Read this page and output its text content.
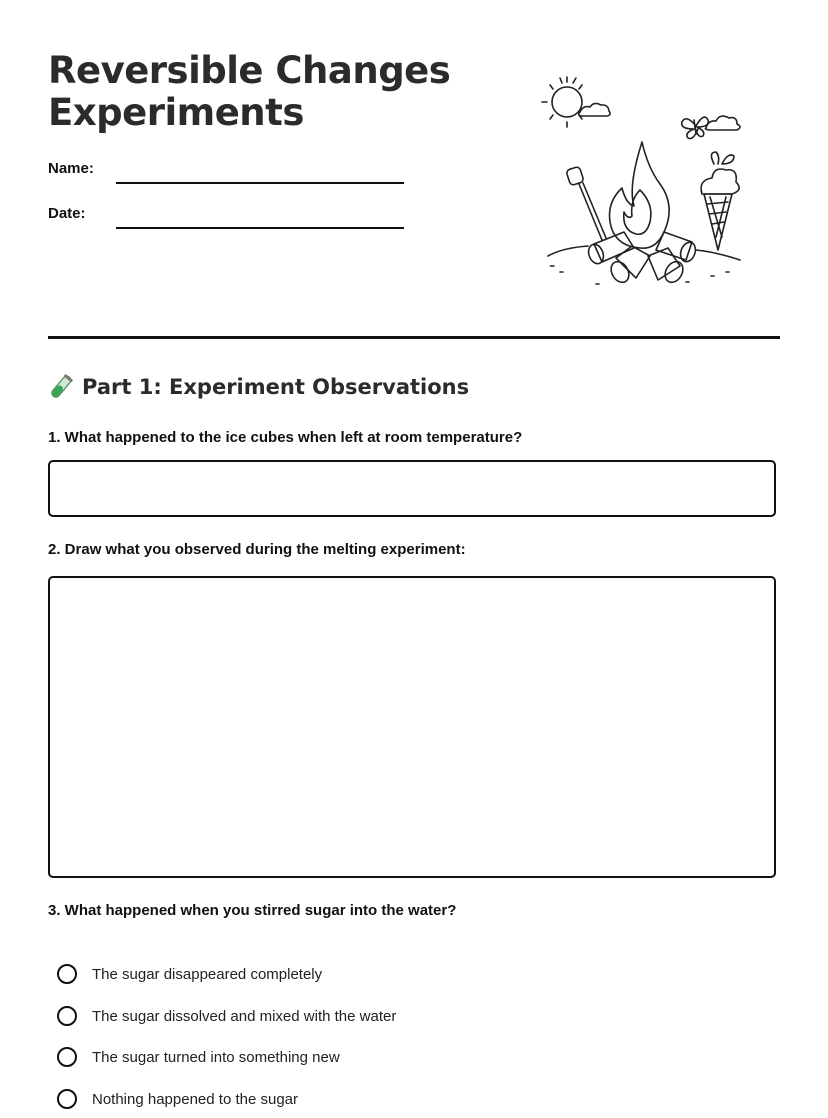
Reversible Changes
Experiments
Name:
Date:
Part 1: Experiment Observations
1. What happened to the ice cubes when left at room temperature?
2. Draw what you observed during the melting experiment:
3. What happened when you stirred sugar into the water?
The sugar disappeared completely
The sugar dissolved and mixed with the water
The sugar turned into something new
Nothing happened to the sugar
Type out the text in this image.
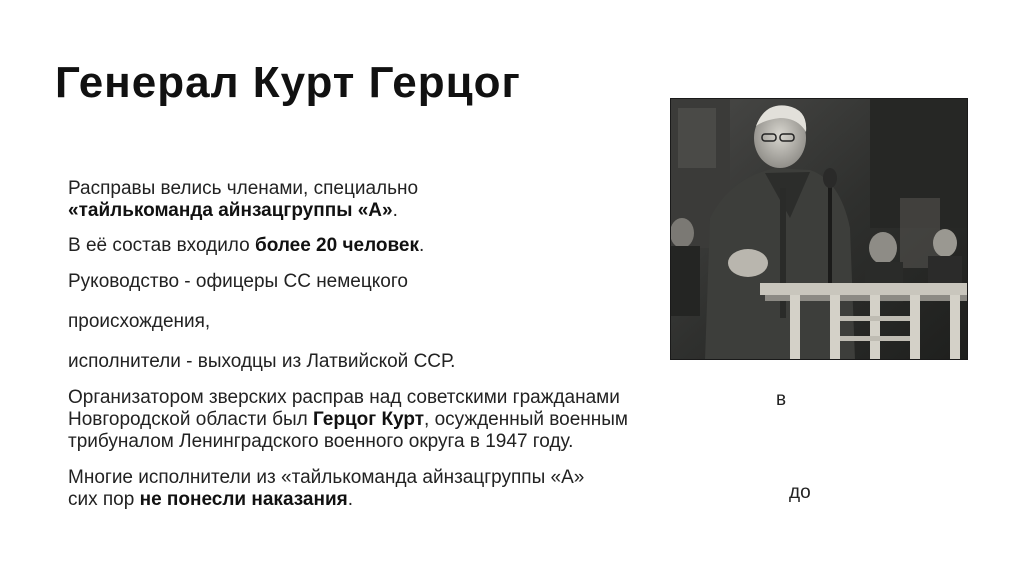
Генерал Курт Герцог
Расправы велись членами, специально
«тайлькоманда айнзацгруппы «А».
В её состав входило более 20 человек.
Руководство - офицеры СС немецкого
происхождения,
исполнители - выходцы из Латвийской ССР.
Организатором зверских расправ над советскими гражданами
Новгородской области был Герцог Курт, осужденный военным
трибуналом Ленинградского военного округа в 1947 году.
Многие исполнители из «тайлькоманда айнзацгруппы «А»
сих пор не понесли наказания.
в
до
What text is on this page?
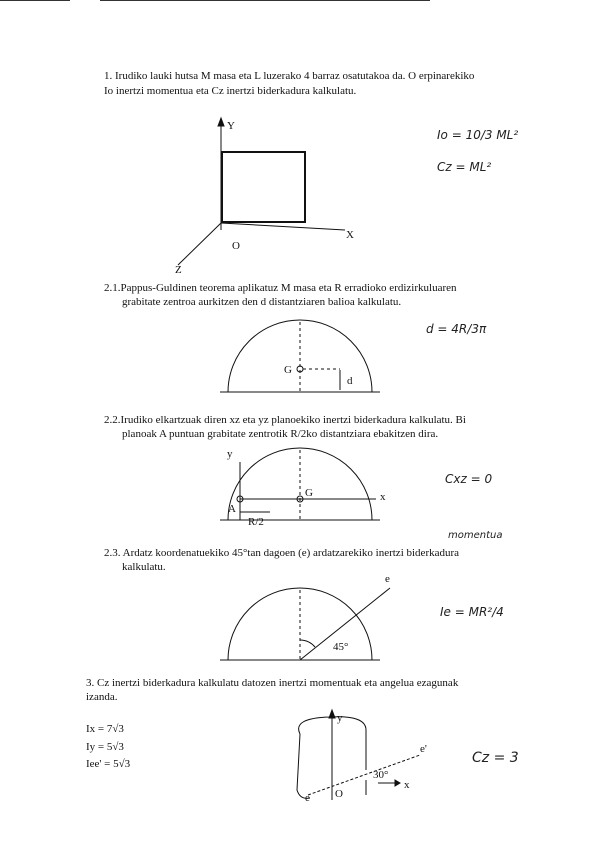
Y
X
Z
O
G
d
y
x
G
A
R/2
e
45°
y
x
e'
e O
30°
1. Irudiko lauki hutsa M masa eta L luzerako 4 barraz osatutakoa da. O erpinarekiko
Io inertzi momentua eta Cz inertzi biderkadura kalkulatu.
Io = 10/3 ML²
Cz = ML²
2.1.Pappus-Guldinen teorema aplikatuz M masa eta R erradioko erdizirkuluaren
grabitate zentroa aurkitzen den d distantziaren balioa kalkulatu.
d = 4R/3π
2.2.Irudiko elkartzuak diren xz eta yz planoekiko inertzi biderkadura kalkulatu. Bi
planoak A puntuan grabitate zentrotik R/2ko distantziara ebakitzen dira.
Cxz = 0
momentua
2.3. Ardatz koordenatuekiko 45°tan dagoen (e) ardatzarekiko inertzi biderkadura
kalkulatu.
Ie = MR²/4
3. Cz inertzi biderkadura kalkulatu datozen inertzi momentuak eta angelua ezagunak
izanda.
Ix = 7√3
Iy = 5√3
Iee' = 5√3	Cz = 3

--------------------------------

THE REQUEST » Copy down every line of the entries containing the word "Курт".

FULL OUTPUT »
Генерал Курт Герцог
Новгородской области был Герцог Курт, осужденный военным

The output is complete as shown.